Task inputs:
--------

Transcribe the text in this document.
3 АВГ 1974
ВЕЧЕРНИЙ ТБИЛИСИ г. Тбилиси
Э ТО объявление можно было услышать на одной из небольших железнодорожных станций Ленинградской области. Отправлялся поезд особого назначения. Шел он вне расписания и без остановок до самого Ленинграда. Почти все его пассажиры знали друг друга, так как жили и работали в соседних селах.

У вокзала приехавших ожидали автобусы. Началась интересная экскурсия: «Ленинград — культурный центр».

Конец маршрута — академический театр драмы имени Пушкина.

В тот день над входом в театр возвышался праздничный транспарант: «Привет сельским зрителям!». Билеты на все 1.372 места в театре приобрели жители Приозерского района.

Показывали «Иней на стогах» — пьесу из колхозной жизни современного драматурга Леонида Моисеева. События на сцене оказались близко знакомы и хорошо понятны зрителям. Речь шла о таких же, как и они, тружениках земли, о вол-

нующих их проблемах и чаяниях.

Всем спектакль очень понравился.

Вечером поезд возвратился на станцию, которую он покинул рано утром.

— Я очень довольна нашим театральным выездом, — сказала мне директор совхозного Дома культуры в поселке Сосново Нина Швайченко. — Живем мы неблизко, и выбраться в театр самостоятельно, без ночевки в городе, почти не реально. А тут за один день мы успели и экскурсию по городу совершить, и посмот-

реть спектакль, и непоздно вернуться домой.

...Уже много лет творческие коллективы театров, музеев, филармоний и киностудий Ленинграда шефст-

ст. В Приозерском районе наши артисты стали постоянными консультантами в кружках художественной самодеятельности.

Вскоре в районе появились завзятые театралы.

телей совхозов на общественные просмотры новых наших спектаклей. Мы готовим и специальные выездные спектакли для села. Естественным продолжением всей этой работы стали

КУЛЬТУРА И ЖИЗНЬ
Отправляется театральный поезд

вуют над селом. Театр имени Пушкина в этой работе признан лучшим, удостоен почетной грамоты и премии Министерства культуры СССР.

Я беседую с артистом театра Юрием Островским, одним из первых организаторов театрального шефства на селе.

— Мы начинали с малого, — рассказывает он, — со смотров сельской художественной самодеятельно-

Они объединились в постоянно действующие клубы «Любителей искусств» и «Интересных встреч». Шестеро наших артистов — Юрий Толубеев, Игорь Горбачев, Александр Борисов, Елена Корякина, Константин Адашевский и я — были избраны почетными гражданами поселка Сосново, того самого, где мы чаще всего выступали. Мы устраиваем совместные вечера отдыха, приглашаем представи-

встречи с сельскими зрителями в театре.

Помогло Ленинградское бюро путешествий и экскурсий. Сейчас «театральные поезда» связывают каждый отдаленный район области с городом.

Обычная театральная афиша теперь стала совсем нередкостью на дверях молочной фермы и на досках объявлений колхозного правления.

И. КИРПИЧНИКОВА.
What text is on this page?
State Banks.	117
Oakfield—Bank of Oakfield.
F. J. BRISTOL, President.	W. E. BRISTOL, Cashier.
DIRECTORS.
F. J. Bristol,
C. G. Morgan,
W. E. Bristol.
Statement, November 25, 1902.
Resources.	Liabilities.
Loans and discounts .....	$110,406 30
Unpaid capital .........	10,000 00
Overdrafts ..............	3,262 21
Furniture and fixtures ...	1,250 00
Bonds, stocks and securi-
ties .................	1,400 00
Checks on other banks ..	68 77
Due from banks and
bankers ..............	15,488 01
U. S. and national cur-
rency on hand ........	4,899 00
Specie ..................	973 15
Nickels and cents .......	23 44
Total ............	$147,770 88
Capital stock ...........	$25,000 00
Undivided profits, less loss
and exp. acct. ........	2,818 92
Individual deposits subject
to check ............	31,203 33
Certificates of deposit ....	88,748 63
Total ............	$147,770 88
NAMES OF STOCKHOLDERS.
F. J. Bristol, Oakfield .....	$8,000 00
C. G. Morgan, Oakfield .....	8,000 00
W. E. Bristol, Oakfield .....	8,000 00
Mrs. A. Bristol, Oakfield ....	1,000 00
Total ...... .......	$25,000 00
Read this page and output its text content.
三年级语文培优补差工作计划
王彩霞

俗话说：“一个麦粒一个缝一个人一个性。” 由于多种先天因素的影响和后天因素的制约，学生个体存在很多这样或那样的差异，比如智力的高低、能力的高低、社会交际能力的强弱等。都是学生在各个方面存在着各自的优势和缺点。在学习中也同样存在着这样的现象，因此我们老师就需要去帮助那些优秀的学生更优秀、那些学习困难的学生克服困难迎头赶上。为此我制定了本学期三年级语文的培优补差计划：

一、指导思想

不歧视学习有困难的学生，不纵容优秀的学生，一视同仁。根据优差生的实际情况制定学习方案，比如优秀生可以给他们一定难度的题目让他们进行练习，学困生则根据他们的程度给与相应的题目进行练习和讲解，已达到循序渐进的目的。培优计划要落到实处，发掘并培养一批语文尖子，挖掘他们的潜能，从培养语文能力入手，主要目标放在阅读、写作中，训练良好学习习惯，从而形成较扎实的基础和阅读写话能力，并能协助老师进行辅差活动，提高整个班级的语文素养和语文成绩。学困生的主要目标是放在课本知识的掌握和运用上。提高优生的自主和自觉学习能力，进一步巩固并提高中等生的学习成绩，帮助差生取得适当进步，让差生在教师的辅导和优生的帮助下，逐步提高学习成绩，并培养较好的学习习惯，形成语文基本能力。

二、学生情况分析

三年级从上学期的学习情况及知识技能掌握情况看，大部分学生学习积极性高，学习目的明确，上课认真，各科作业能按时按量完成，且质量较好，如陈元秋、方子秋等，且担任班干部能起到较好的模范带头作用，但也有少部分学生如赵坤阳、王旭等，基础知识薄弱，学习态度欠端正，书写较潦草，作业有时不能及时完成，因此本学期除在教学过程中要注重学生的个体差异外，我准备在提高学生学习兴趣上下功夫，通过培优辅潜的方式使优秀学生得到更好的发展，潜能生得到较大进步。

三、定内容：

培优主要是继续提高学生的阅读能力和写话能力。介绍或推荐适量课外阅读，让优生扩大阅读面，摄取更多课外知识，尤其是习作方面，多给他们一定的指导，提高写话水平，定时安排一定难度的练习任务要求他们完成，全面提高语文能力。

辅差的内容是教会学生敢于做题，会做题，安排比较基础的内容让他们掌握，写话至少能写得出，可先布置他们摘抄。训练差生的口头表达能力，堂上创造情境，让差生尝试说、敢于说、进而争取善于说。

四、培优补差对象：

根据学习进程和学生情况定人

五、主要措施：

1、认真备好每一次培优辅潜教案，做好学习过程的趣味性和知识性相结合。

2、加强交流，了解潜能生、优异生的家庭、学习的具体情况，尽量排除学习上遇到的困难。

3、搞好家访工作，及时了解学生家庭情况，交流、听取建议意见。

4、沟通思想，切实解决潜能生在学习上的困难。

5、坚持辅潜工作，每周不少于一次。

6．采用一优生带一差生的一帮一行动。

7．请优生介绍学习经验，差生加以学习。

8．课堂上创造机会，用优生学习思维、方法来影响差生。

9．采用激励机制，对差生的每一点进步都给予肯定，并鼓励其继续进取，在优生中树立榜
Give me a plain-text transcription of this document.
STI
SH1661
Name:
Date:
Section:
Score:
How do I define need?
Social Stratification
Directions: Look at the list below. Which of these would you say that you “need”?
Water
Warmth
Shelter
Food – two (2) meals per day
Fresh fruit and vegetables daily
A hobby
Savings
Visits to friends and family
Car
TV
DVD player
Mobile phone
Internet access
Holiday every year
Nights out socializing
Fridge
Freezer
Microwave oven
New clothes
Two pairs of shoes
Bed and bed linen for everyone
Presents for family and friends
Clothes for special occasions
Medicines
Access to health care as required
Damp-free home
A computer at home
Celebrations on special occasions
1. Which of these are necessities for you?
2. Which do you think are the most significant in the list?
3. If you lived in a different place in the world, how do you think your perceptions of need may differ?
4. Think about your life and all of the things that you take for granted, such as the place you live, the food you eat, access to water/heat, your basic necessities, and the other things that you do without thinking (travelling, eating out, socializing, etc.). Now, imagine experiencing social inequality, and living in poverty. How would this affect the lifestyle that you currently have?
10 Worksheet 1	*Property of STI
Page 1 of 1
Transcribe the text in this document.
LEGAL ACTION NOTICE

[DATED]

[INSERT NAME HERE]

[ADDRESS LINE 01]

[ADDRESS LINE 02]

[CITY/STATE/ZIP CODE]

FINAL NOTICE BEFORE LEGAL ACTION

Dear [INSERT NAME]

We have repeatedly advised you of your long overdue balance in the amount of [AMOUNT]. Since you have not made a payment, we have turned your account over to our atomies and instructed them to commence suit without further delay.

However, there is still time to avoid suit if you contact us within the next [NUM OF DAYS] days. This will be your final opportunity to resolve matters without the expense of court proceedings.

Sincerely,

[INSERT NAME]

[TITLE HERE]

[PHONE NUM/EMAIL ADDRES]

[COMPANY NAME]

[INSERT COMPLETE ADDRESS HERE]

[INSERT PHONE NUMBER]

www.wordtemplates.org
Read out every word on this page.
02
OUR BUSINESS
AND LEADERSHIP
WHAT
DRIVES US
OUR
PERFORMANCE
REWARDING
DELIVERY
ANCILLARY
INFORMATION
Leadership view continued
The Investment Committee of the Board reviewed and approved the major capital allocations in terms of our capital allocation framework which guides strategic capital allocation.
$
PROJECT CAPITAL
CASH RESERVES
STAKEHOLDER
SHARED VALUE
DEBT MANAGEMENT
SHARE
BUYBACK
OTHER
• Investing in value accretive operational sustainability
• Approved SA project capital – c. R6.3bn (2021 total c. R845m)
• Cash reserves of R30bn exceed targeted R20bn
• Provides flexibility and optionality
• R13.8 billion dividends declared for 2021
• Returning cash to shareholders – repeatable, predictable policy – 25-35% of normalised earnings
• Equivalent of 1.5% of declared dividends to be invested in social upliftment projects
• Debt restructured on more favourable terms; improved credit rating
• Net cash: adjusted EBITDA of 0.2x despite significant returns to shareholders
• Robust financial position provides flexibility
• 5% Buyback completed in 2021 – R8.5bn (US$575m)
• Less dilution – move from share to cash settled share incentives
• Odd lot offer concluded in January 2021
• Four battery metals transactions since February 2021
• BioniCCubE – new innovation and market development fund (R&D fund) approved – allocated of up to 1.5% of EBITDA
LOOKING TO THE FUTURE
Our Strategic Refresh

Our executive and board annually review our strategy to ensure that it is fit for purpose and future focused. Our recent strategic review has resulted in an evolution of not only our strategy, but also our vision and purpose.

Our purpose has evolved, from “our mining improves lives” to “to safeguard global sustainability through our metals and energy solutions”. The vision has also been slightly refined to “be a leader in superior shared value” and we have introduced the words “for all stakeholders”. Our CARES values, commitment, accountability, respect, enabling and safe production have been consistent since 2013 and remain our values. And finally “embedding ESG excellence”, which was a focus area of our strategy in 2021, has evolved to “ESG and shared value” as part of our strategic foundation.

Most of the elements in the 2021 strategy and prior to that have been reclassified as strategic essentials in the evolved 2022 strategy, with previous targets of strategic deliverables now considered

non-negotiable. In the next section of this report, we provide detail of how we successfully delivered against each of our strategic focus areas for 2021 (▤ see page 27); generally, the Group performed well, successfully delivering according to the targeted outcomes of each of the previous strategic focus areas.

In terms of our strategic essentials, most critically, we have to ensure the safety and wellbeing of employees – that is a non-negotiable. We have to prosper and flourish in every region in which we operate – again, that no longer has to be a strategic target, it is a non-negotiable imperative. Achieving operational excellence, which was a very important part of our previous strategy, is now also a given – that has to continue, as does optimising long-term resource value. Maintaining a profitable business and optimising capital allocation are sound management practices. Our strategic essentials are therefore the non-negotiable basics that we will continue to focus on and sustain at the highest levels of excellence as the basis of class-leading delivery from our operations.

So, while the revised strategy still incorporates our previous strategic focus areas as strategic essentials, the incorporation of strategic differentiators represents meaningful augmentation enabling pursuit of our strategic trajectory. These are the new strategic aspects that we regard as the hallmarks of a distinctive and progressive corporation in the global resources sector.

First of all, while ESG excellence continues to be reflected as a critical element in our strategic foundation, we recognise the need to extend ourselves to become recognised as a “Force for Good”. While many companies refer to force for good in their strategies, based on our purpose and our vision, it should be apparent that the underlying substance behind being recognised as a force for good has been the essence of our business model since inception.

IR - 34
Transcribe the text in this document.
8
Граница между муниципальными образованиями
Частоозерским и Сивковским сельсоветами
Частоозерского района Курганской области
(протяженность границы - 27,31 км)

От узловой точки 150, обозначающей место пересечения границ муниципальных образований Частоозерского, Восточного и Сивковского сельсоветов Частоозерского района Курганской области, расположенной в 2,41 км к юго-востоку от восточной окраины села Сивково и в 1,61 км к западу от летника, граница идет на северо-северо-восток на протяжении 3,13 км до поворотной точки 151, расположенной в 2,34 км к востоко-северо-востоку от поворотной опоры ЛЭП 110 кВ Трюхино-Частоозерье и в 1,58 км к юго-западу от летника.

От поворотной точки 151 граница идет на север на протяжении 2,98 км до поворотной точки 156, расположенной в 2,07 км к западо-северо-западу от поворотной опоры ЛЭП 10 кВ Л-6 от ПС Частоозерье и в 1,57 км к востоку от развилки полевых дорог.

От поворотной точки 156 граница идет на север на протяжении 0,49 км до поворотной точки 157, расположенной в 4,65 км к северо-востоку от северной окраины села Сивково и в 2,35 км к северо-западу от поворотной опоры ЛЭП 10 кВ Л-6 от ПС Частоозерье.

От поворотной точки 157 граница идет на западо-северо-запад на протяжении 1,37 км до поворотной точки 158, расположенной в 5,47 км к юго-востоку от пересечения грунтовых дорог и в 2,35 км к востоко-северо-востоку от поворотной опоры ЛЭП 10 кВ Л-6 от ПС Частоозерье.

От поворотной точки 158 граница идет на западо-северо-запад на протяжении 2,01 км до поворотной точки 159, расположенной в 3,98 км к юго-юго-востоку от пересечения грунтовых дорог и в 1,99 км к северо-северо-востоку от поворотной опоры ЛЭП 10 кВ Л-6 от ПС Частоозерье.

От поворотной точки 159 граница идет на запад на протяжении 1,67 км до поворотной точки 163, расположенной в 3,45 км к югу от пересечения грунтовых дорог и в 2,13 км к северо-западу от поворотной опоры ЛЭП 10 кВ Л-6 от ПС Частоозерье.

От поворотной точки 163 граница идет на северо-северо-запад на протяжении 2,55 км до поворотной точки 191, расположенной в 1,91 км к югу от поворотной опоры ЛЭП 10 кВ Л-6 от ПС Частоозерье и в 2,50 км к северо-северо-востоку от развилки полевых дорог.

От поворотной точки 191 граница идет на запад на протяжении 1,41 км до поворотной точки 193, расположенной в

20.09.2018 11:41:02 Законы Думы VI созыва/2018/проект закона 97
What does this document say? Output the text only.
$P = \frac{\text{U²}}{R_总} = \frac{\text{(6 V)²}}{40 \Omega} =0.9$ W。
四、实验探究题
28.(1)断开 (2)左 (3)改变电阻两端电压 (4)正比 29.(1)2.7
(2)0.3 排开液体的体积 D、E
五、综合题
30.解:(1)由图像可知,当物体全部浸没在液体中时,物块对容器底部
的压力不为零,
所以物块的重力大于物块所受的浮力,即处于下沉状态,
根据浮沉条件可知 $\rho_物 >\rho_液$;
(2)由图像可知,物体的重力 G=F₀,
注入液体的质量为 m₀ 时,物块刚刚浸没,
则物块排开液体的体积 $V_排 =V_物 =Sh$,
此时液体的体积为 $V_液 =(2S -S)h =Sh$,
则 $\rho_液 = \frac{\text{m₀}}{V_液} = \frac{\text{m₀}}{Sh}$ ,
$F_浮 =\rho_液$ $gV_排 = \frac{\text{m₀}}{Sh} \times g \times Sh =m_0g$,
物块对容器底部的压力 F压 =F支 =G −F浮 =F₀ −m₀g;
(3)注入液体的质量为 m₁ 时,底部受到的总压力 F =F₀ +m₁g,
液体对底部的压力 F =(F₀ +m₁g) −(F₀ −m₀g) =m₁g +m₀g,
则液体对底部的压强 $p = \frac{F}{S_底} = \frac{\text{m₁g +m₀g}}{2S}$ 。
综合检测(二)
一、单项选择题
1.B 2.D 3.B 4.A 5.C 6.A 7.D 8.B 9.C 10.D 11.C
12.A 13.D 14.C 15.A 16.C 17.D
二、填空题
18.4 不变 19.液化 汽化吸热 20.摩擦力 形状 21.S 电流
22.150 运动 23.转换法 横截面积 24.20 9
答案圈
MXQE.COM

--------

Given exercise: Extract all lines containing the word "LEGAL".

Completed exercise:
LEGAL ACTION NOTICE
FINAL NOTICE BEFORE LEGAL ACTION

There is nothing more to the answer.